### Supplied records

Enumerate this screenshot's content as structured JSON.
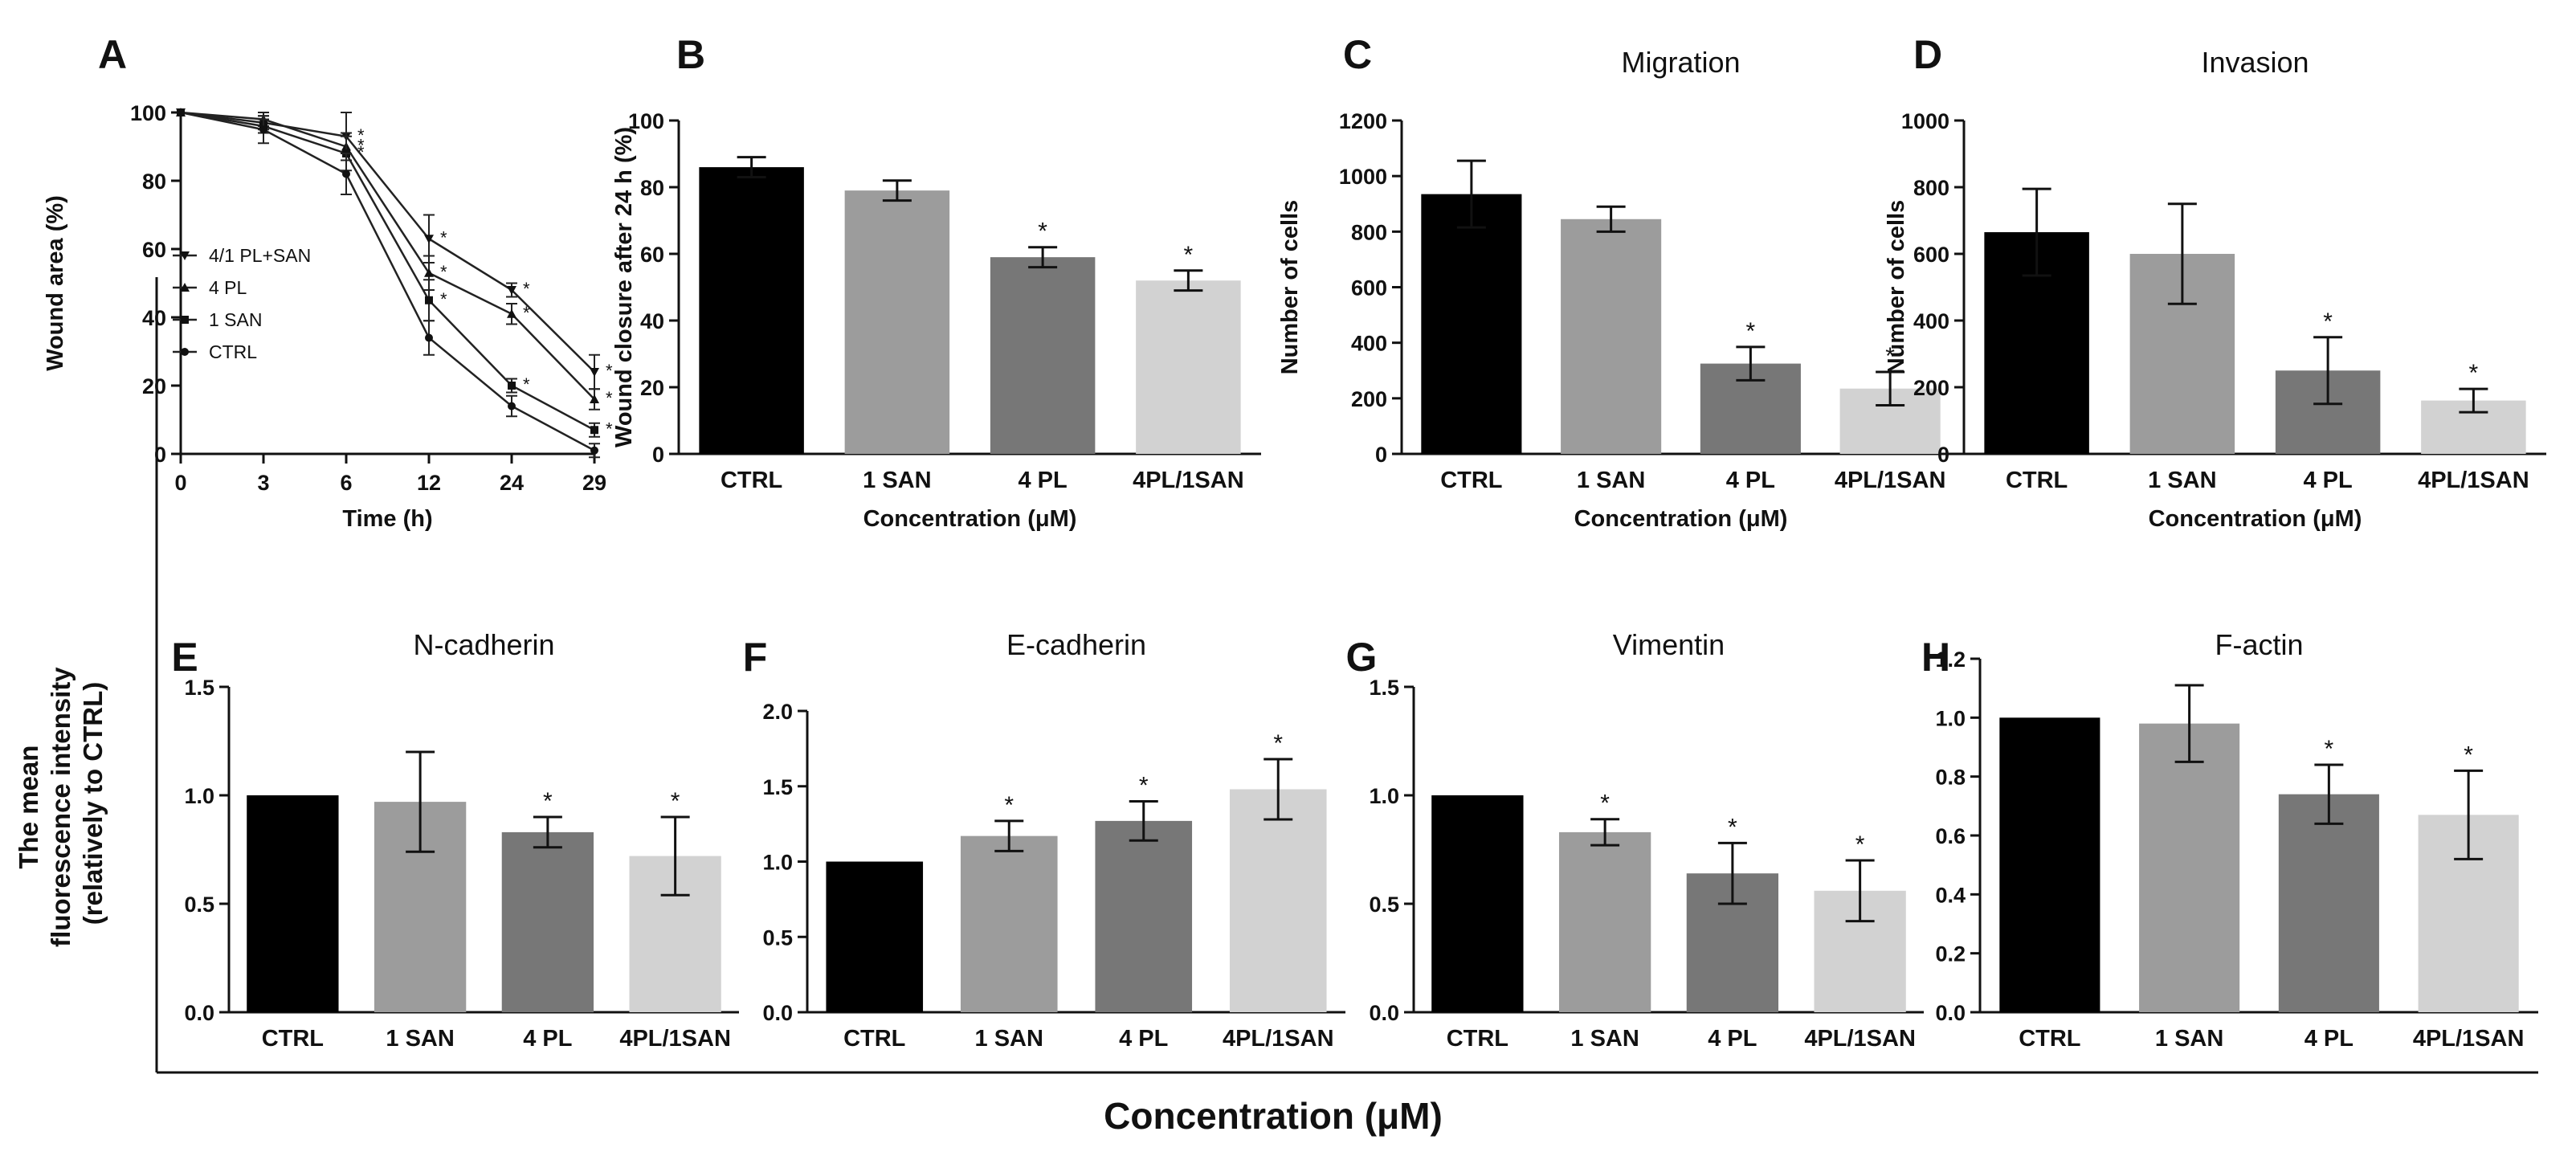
{
  "figure": {
    "shared_xlabel": "Concentration (μM)",
    "shared_ylabel_lines": [
      "The mean",
      "fluorescence intensity",
      "(relatively to CTRL)"
    ],
    "bar_colors": [
      "#000000",
      "#9c9c9c",
      "#777777",
      "#d2d2d2"
    ],
    "line_color": "#222222"
  },
  "chart_data": [
    {
      "panel": "A",
      "type": "line",
      "title": "",
      "xlabel": "Time (h)",
      "ylabel": "Wound area (%)",
      "categories": [
        "0",
        "3",
        "6",
        "12",
        "24",
        "29"
      ],
      "ylim": [
        0,
        100
      ],
      "yticks": [
        0,
        20,
        40,
        60,
        80,
        100
      ],
      "legend": [
        "4/1 PL+SAN",
        "4 PL",
        "1 SAN",
        "CTRL"
      ],
      "series": [
        {
          "name": "4/1 PL+SAN",
          "marker": "triangle-down",
          "values": [
            100,
            97,
            93,
            63,
            48,
            24
          ],
          "errors": [
            0,
            2,
            7,
            7,
            2,
            5
          ],
          "stars": [
            false,
            false,
            true,
            true,
            true,
            true
          ]
        },
        {
          "name": "4 PL",
          "marker": "triangle-up",
          "values": [
            100,
            98,
            90,
            53,
            41,
            16
          ],
          "errors": [
            0,
            2,
            4,
            5,
            3,
            3
          ],
          "stars": [
            false,
            false,
            true,
            true,
            true,
            true
          ]
        },
        {
          "name": "1 SAN",
          "marker": "square",
          "values": [
            100,
            96,
            88,
            45,
            20,
            7
          ],
          "errors": [
            0,
            2,
            5,
            6,
            2,
            2
          ],
          "stars": [
            false,
            false,
            true,
            true,
            true,
            true
          ]
        },
        {
          "name": "CTRL",
          "marker": "circle",
          "values": [
            100,
            95,
            82,
            34,
            14,
            1
          ],
          "errors": [
            0,
            4,
            6,
            5,
            3,
            2
          ],
          "stars": [
            false,
            false,
            false,
            false,
            false,
            false
          ]
        }
      ]
    },
    {
      "panel": "B",
      "type": "bar",
      "title": "",
      "xlabel": "Concentration (μM)",
      "ylabel": "Wound closure after 24 h (%)",
      "categories": [
        "CTRL",
        "1 SAN",
        "4 PL",
        "4PL/1SAN"
      ],
      "values": [
        86,
        79,
        59,
        52
      ],
      "errors": [
        3,
        3,
        3,
        3
      ],
      "stars": [
        false,
        false,
        true,
        true
      ],
      "ylim": [
        0,
        100
      ],
      "yticks": [
        0,
        20,
        40,
        60,
        80,
        100
      ]
    },
    {
      "panel": "C",
      "type": "bar",
      "title": "Migration",
      "xlabel": "Concentration (μM)",
      "ylabel": "Number of cells",
      "categories": [
        "CTRL",
        "1 SAN",
        "4 PL",
        "4PL/1SAN"
      ],
      "values": [
        935,
        845,
        325,
        235
      ],
      "errors": [
        120,
        45,
        60,
        60
      ],
      "stars": [
        false,
        false,
        true,
        true
      ],
      "ylim": [
        0,
        1200
      ],
      "yticks": [
        0,
        200,
        400,
        600,
        800,
        1000,
        1200
      ]
    },
    {
      "panel": "D",
      "type": "bar",
      "title": "Invasion",
      "xlabel": "Concentration (μM)",
      "ylabel": "Number of cells",
      "categories": [
        "CTRL",
        "1 SAN",
        "4 PL",
        "4PL/1SAN"
      ],
      "values": [
        665,
        600,
        250,
        160
      ],
      "errors": [
        130,
        150,
        100,
        35
      ],
      "stars": [
        false,
        false,
        true,
        true
      ],
      "ylim": [
        0,
        1000
      ],
      "yticks": [
        0,
        200,
        400,
        600,
        800,
        1000
      ]
    },
    {
      "panel": "E",
      "type": "bar",
      "title": "N-cadherin",
      "xlabel": "",
      "ylabel": "",
      "categories": [
        "CTRL",
        "1 SAN",
        "4 PL",
        "4PL/1SAN"
      ],
      "values": [
        1.0,
        0.97,
        0.83,
        0.72
      ],
      "errors": [
        0,
        0.23,
        0.07,
        0.18
      ],
      "stars": [
        false,
        false,
        true,
        true
      ],
      "ylim": [
        0,
        1.5
      ],
      "yticks": [
        "0.0",
        "0.5",
        "1.0",
        "1.5"
      ]
    },
    {
      "panel": "F",
      "type": "bar",
      "title": "E-cadherin",
      "xlabel": "",
      "ylabel": "",
      "categories": [
        "CTRL",
        "1 SAN",
        "4 PL",
        "4PL/1SAN"
      ],
      "values": [
        1.0,
        1.17,
        1.27,
        1.48
      ],
      "errors": [
        0,
        0.1,
        0.13,
        0.2
      ],
      "stars": [
        false,
        true,
        true,
        true
      ],
      "ylim": [
        0,
        2.0
      ],
      "yticks": [
        "0.0",
        "0.5",
        "1.0",
        "1.5",
        "2.0"
      ]
    },
    {
      "panel": "G",
      "type": "bar",
      "title": "Vimentin",
      "xlabel": "",
      "ylabel": "",
      "categories": [
        "CTRL",
        "1 SAN",
        "4 PL",
        "4PL/1SAN"
      ],
      "values": [
        1.0,
        0.83,
        0.64,
        0.56
      ],
      "errors": [
        0,
        0.06,
        0.14,
        0.14
      ],
      "stars": [
        false,
        true,
        true,
        true
      ],
      "ylim": [
        0,
        1.5
      ],
      "yticks": [
        "0.0",
        "0.5",
        "1.0",
        "1.5"
      ]
    },
    {
      "panel": "H",
      "type": "bar",
      "title": "F-actin",
      "xlabel": "",
      "ylabel": "",
      "categories": [
        "CTRL",
        "1 SAN",
        "4 PL",
        "4PL/1SAN"
      ],
      "values": [
        1.0,
        0.98,
        0.74,
        0.67
      ],
      "errors": [
        0,
        0.13,
        0.1,
        0.15
      ],
      "stars": [
        false,
        false,
        true,
        true
      ],
      "ylim": [
        0,
        1.2
      ],
      "yticks": [
        "0.0",
        "0.2",
        "0.4",
        "0.6",
        "0.8",
        "1.0",
        "1.2"
      ]
    }
  ]
}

######

### Exercise requirements
Copy out, from the data above, each line where the string "triangle" is present.

### Solution to this problem
          "marker": "triangle-down",
          "marker": "triangle-up",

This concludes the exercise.